>> Start GIVEN RECORDS

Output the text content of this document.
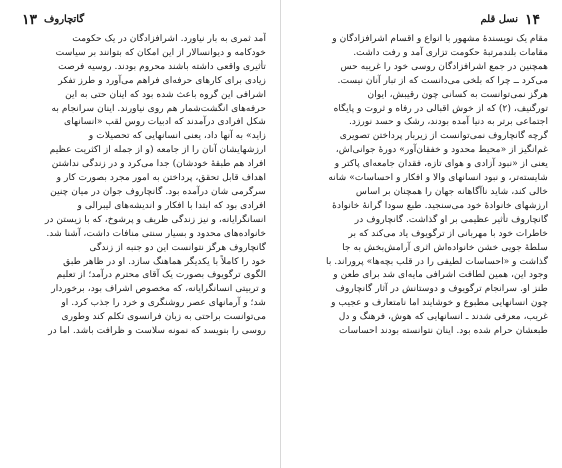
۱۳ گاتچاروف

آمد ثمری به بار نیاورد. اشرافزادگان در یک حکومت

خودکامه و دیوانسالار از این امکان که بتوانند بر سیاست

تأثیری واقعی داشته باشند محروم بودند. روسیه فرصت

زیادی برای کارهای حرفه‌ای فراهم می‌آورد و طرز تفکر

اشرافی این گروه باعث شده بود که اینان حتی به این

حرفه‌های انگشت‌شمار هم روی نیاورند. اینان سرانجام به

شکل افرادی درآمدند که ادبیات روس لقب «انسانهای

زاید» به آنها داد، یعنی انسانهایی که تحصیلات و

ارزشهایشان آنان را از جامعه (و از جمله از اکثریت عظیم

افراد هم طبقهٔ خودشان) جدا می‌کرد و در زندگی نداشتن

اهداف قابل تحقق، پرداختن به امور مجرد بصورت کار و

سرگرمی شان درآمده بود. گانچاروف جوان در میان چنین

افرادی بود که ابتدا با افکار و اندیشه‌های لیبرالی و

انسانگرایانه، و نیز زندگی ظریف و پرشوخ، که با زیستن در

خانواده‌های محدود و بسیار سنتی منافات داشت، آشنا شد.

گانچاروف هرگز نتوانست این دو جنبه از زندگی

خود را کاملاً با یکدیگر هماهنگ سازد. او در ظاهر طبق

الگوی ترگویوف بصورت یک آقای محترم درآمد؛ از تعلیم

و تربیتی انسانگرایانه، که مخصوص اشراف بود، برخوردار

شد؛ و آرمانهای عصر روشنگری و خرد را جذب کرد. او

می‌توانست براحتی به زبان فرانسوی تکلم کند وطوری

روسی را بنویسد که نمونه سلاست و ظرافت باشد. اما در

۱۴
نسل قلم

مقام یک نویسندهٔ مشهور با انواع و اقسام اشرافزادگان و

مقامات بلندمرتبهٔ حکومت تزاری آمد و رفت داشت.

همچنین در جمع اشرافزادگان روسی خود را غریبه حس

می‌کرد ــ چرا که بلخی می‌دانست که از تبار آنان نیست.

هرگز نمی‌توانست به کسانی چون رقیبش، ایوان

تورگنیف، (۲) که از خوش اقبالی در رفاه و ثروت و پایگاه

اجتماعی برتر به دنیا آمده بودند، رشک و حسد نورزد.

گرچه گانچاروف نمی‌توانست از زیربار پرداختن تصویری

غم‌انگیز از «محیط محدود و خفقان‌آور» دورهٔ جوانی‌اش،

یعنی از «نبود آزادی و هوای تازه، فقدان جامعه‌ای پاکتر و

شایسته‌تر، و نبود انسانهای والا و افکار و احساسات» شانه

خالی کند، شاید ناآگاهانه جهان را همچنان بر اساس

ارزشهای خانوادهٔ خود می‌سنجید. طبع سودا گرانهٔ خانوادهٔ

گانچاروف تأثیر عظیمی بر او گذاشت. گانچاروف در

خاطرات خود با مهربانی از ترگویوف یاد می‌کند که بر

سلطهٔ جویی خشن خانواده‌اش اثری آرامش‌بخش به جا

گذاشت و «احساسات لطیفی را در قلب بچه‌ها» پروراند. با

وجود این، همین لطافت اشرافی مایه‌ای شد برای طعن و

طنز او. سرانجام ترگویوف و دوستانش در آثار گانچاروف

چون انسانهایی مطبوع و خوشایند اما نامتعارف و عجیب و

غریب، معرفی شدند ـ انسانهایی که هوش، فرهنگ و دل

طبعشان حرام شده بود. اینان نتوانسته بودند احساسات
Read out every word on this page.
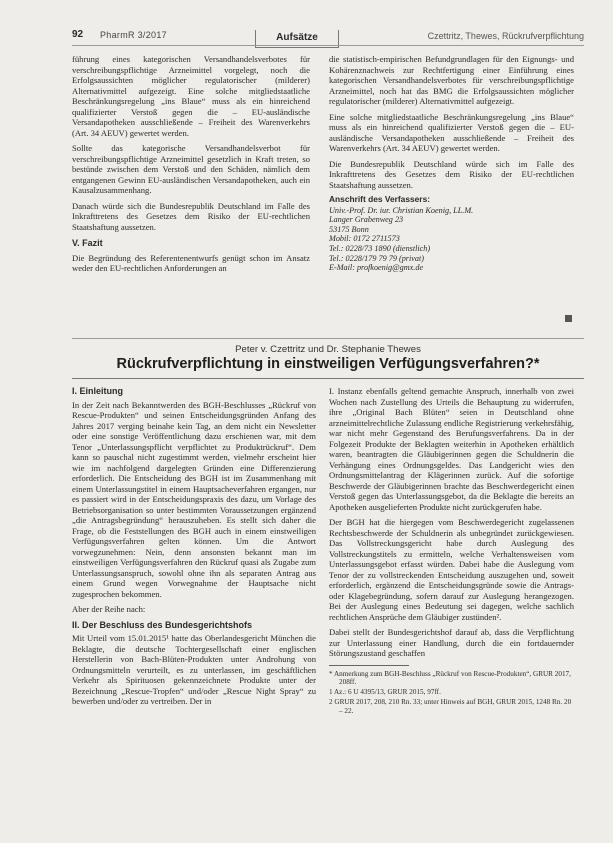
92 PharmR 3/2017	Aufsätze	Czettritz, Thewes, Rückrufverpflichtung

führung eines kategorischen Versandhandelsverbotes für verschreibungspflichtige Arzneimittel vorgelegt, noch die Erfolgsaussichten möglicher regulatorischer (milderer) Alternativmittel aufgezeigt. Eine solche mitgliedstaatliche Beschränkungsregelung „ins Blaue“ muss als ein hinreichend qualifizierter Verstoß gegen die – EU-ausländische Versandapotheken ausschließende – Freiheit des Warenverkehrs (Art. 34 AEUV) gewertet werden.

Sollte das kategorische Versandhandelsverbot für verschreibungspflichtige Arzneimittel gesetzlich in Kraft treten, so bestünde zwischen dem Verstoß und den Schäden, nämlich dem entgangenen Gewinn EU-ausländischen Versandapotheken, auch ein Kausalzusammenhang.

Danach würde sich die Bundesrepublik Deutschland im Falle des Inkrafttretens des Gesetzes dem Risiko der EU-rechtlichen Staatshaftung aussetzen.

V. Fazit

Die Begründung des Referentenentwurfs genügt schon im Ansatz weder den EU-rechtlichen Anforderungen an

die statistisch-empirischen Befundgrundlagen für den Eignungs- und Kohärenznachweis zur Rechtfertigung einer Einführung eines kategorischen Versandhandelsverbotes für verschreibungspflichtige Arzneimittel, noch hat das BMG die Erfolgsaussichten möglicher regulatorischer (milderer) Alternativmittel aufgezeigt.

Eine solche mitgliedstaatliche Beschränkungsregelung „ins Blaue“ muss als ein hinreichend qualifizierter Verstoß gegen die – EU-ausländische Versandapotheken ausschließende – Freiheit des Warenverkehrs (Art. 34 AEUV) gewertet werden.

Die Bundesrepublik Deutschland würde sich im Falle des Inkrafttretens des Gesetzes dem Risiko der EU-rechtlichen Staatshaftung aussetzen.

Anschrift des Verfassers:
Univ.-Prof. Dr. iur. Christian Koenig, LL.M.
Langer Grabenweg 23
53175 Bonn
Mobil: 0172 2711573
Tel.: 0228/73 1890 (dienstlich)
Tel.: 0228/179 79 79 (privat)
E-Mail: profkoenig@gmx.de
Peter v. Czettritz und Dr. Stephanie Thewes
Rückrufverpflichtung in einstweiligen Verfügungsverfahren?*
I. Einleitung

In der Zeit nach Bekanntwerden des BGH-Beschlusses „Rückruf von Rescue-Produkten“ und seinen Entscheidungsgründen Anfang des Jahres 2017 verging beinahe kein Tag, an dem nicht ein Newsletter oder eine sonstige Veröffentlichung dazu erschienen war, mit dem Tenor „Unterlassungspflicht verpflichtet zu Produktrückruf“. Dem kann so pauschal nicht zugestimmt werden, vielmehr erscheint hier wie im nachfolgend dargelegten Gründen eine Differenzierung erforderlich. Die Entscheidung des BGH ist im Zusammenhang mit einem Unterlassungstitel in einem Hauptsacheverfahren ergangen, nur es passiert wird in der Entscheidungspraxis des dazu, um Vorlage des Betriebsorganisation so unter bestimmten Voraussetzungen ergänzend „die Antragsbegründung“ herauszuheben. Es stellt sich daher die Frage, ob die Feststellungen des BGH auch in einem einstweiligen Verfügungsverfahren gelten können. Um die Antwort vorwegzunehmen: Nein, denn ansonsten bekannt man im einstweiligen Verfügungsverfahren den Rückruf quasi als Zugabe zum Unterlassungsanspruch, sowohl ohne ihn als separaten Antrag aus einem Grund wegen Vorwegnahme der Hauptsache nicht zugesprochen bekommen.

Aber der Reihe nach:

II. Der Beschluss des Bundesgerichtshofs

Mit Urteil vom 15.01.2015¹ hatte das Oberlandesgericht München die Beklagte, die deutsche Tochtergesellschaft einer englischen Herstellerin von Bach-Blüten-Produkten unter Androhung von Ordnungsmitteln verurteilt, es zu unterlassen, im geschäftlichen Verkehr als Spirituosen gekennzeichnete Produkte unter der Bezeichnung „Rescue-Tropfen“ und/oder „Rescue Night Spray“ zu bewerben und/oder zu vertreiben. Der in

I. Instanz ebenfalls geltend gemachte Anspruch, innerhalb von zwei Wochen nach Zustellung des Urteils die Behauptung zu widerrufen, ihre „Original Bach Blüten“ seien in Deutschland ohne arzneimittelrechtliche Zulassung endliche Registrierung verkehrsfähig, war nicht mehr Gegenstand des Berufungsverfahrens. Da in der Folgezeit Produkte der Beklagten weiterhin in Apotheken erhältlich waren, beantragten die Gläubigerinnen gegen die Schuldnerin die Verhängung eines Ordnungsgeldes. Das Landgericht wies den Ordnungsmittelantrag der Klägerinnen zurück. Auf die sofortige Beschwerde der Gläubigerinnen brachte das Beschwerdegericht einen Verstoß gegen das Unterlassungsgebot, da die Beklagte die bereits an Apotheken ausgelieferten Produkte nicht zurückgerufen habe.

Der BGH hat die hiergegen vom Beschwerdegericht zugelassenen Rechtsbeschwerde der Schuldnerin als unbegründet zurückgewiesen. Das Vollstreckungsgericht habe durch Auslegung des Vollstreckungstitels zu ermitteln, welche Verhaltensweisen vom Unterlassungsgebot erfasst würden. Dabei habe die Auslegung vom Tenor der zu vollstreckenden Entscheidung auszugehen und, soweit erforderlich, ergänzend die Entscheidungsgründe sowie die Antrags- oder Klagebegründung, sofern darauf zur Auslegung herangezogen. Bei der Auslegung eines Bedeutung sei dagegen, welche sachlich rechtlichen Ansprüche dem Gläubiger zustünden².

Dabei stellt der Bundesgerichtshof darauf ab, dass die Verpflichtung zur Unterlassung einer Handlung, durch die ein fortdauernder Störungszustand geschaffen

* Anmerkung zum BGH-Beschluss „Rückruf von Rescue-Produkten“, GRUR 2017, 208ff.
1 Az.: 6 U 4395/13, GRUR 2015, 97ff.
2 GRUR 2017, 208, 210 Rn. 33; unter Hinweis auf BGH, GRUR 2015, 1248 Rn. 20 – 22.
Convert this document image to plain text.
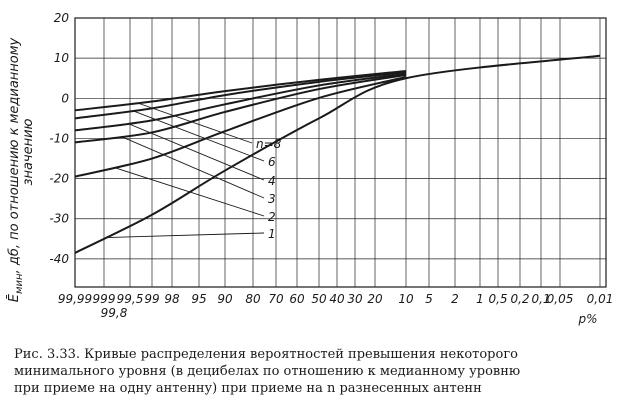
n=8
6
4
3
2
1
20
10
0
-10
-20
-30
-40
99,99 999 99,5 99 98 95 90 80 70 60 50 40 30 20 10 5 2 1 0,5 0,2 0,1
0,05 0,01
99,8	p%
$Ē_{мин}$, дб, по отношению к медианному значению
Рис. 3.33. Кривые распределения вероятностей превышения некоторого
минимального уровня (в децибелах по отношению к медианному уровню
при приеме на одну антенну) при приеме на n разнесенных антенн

>> End GIVEN RECORDS

**YOUR TASK**
Pull out and copy each line containing the string "حکومت".

**TASK RESULT**
آمد ثمری به بار نیاورد. اشرافزادگان در یک حکومت
مقامات بلندمرتبهٔ حکومت تزاری آمد و رفت داشت.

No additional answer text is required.